→ **Items**:
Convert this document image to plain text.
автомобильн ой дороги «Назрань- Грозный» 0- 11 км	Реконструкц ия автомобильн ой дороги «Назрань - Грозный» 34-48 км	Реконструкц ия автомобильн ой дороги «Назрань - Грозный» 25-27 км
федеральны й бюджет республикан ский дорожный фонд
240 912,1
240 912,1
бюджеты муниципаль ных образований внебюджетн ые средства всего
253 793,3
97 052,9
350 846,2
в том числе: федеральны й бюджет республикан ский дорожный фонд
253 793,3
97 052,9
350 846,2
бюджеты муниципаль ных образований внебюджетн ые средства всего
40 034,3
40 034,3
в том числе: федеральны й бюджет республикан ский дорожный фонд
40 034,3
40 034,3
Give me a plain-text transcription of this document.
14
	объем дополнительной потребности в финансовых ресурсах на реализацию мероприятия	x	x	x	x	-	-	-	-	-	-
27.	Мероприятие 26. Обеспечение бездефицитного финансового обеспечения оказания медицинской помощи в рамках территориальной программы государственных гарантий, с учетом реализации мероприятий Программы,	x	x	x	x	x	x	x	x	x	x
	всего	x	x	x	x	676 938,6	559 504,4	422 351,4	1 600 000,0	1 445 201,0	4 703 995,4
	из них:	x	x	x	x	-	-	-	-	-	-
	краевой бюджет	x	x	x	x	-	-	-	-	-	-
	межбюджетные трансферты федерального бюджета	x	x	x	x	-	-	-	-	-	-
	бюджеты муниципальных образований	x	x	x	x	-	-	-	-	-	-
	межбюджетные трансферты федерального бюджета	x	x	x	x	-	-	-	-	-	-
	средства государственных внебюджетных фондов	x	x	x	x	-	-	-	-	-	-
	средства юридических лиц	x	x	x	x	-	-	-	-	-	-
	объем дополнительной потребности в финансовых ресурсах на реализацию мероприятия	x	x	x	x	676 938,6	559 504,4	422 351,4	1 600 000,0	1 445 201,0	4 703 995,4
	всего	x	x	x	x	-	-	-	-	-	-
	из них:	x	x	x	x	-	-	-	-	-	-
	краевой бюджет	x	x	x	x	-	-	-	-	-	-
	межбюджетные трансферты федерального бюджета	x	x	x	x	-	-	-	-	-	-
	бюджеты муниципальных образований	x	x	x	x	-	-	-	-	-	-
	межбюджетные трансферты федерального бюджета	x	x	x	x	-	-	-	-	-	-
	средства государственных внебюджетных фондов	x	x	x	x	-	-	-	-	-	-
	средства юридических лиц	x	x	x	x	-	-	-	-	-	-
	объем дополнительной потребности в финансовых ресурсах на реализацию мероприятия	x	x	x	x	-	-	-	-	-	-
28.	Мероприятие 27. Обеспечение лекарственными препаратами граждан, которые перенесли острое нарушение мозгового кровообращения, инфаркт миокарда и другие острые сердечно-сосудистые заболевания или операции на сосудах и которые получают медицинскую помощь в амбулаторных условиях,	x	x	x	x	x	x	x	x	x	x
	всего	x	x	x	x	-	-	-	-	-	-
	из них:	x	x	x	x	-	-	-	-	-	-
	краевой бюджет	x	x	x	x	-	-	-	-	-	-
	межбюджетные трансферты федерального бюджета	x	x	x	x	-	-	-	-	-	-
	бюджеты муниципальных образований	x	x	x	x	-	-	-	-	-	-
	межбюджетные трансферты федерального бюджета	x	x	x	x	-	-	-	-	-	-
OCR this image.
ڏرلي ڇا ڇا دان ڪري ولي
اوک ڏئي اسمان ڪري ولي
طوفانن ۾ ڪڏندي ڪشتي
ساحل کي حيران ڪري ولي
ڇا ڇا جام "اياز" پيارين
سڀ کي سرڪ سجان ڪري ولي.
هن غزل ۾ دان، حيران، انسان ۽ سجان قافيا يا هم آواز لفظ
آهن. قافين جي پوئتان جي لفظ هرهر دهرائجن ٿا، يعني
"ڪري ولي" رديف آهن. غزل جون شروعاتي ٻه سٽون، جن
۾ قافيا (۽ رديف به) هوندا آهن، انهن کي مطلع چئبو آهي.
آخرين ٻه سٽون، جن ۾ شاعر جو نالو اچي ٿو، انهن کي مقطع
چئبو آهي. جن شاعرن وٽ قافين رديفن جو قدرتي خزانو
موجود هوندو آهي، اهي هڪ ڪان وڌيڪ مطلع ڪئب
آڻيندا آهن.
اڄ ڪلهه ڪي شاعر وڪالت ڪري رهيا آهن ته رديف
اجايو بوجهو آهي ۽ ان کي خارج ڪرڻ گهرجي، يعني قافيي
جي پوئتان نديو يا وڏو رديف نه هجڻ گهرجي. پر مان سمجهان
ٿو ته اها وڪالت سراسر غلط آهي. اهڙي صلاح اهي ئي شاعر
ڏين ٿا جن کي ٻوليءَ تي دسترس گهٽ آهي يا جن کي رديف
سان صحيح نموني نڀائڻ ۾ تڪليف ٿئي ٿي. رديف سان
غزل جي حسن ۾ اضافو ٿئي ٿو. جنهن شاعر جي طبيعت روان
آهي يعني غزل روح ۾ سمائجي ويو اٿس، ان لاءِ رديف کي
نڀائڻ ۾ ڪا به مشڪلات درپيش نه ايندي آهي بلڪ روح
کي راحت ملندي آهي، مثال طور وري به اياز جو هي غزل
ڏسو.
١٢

→ **What is required**: Each record should come back exactly as written.

→ **Answer for the task**:
Convert this document image to plain text.
автомобильн ой дороги «Назрань- Грозный» 0- 11 км	Реконструкц ия автомобильн ой дороги «Назрань - Грозный» 34-48 км	Реконструкц ия автомобильн ой дороги «Назрань - Грозный» 25-27 км
федеральны й бюджет республикан ский дорожный фонд
240 912,1
240 912,1
бюджеты муниципаль ных образований внебюджетн ые средства всего
253 793,3
97 052,9
350 846,2
в том числе: федеральны й бюджет республикан ский дорожный фонд
253 793,3
97 052,9
350 846,2
бюджеты муниципаль ных образований внебюджетн ые средства всего
40 034,3
40 034,3
в том числе: федеральны й бюджет республикан ский дорожный фонд
40 034,3
40 034,3
Give me a plain-text transcription of this document.
14
	объем дополнительной потребности в финансовых ресурсах на реализацию мероприятия	x	x	x	x	-	-	-	-	-	-
27.	Мероприятие 26. Обеспечение бездефицитного финансового обеспечения оказания медицинской помощи в рамках территориальной программы государственных гарантий, с учетом реализации мероприятий Программы,	x	x	x	x	x	x	x	x	x	x
	всего	x	x	x	x	676 938,6	559 504,4	422 351,4	1 600 000,0	1 445 201,0	4 703 995,4
	из них:	x	x	x	x	-	-	-	-	-	-
	краевой бюджет	x	x	x	x	-	-	-	-	-	-
	межбюджетные трансферты федерального бюджета	x	x	x	x	-	-	-	-	-	-
	бюджеты муниципальных образований	x	x	x	x	-	-	-	-	-	-
	межбюджетные трансферты федерального бюджета	x	x	x	x	-	-	-	-	-	-
	средства государственных внебюджетных фондов	x	x	x	x	-	-	-	-	-	-
	средства юридических лиц	x	x	x	x	-	-	-	-	-	-
	объем дополнительной потребности в финансовых ресурсах на реализацию мероприятия	x	x	x	x	676 938,6	559 504,4	422 351,4	1 600 000,0	1 445 201,0	4 703 995,4
	всего	x	x	x	x	-	-	-	-	-	-
	из них:	x	x	x	x	-	-	-	-	-	-
	краевой бюджет	x	x	x	x	-	-	-	-	-	-
	межбюджетные трансферты федерального бюджета	x	x	x	x	-	-	-	-	-	-
	бюджеты муниципальных образований	x	x	x	x	-	-	-	-	-	-
	межбюджетные трансферты федерального бюджета	x	x	x	x	-	-	-	-	-	-
	средства государственных внебюджетных фондов	x	x	x	x	-	-	-	-	-	-
	средства юридических лиц	x	x	x	x	-	-	-	-	-	-
	объем дополнительной потребности в финансовых ресурсах на реализацию мероприятия	x	x	x	x	-	-	-	-	-	-
28.	Мероприятие 27. Обеспечение лекарственными препаратами граждан, которые перенесли острое нарушение мозгового кровообращения, инфаркт миокарда и другие острые сердечно-сосудистые заболевания или операции на сосудах и которые получают медицинскую помощь в амбулаторных условиях,	x	x	x	x	x	x	x	x	x	x
	всего	x	x	x	x	-	-	-	-	-	-
	из них:	x	x	x	x	-	-	-	-	-	-
	краевой бюджет	x	x	x	x	-	-	-	-	-	-
	межбюджетные трансферты федерального бюджета	x	x	x	x	-	-	-	-	-	-
	бюджеты муниципальных образований	x	x	x	x	-	-	-	-	-	-
	межбюджетные трансферты федерального бюджета	x	x	x	x	-	-	-	-	-	-
OCR this image.
ڏرلي ڇا ڇا دان ڪري ولي
اوک ڏئي اسمان ڪري ولي
طوفانن ۾ ڪڏندي ڪشتي
ساحل کي حيران ڪري ولي
ڇا ڇا جام "اياز" پيارين
سڀ کي سرڪ سجان ڪري ولي.
هن غزل ۾ دان، حيران، انسان ۽ سجان قافيا يا هم آواز لفظ
آهن. قافين جي پوئتان جي لفظ هرهر دهرائجن ٿا، يعني
"ڪري ولي" رديف آهن. غزل جون شروعاتي ٻه سٽون، جن
۾ قافيا (۽ رديف به) هوندا آهن، انهن کي مطلع چئبو آهي.
آخرين ٻه سٽون، جن ۾ شاعر جو نالو اچي ٿو، انهن کي مقطع
چئبو آهي. جن شاعرن وٽ قافين رديفن جو قدرتي خزانو
موجود هوندو آهي، اهي هڪ ڪان وڌيڪ مطلع ڪئب
آڻيندا آهن.
اڄ ڪلهه ڪي شاعر وڪالت ڪري رهيا آهن ته رديف
اجايو بوجهو آهي ۽ ان کي خارج ڪرڻ گهرجي، يعني قافيي
جي پوئتان نديو يا وڏو رديف نه هجڻ گهرجي. پر مان سمجهان
ٿو ته اها وڪالت سراسر غلط آهي. اهڙي صلاح اهي ئي شاعر
ڏين ٿا جن کي ٻوليءَ تي دسترس گهٽ آهي يا جن کي رديف
سان صحيح نموني نڀائڻ ۾ تڪليف ٿئي ٿي. رديف سان
غزل جي حسن ۾ اضافو ٿئي ٿو. جنهن شاعر جي طبيعت روان
آهي يعني غزل روح ۾ سمائجي ويو اٿس، ان لاءِ رديف کي
نڀائڻ ۾ ڪا به مشڪلات درپيش نه ايندي آهي بلڪ روح
کي راحت ملندي آهي، مثال طور وري به اياز جو هي غزل
ڏسو.
١٢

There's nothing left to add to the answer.